> EXERCISE AIM: Write the material out again in full, exactly.

> RECORDS FOR THIS TASK:
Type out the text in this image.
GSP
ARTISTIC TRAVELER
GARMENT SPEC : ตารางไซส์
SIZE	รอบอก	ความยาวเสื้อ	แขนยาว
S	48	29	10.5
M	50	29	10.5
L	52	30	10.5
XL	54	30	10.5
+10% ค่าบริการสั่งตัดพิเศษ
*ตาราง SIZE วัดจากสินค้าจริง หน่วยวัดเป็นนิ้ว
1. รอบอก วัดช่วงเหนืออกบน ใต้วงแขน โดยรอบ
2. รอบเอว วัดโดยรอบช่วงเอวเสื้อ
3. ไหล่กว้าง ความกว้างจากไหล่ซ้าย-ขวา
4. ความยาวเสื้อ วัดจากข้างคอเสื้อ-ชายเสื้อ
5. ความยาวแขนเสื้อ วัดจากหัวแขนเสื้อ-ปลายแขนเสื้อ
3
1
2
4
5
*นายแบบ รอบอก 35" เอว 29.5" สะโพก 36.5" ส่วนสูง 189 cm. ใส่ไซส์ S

> ANSWER FOR THE TASK:
Type out the text in this image.
GSP
ARTISTIC TRAVELER
GARMENT SPEC : ตารางไซส์
SIZE	รอบอก	ความยาวเสื้อ	แขนยาว
S	48	29	10.5
M	50	29	10.5
L	52	30	10.5
XL	54	30	10.5
+10% ค่าบริการสั่งตัดพิเศษ
*ตาราง SIZE วัดจากสินค้าจริง หน่วยวัดเป็นนิ้ว
1. รอบอก วัดช่วงเหนืออกบน ใต้วงแขน โดยรอบ
2. รอบเอว วัดโดยรอบช่วงเอวเสื้อ
3. ไหล่กว้าง ความกว้างจากไหล่ซ้าย-ขวา
4. ความยาวเสื้อ วัดจากข้างคอเสื้อ-ชายเสื้อ
5. ความยาวแขนเสื้อ วัดจากหัวแขนเสื้อ-ปลายแขนเสื้อ
3
1
2
4
5
*นายแบบ รอบอก 35" เอว 29.5" สะโพก 36.5" ส่วนสูง 189 cm. ใส่ไซส์ S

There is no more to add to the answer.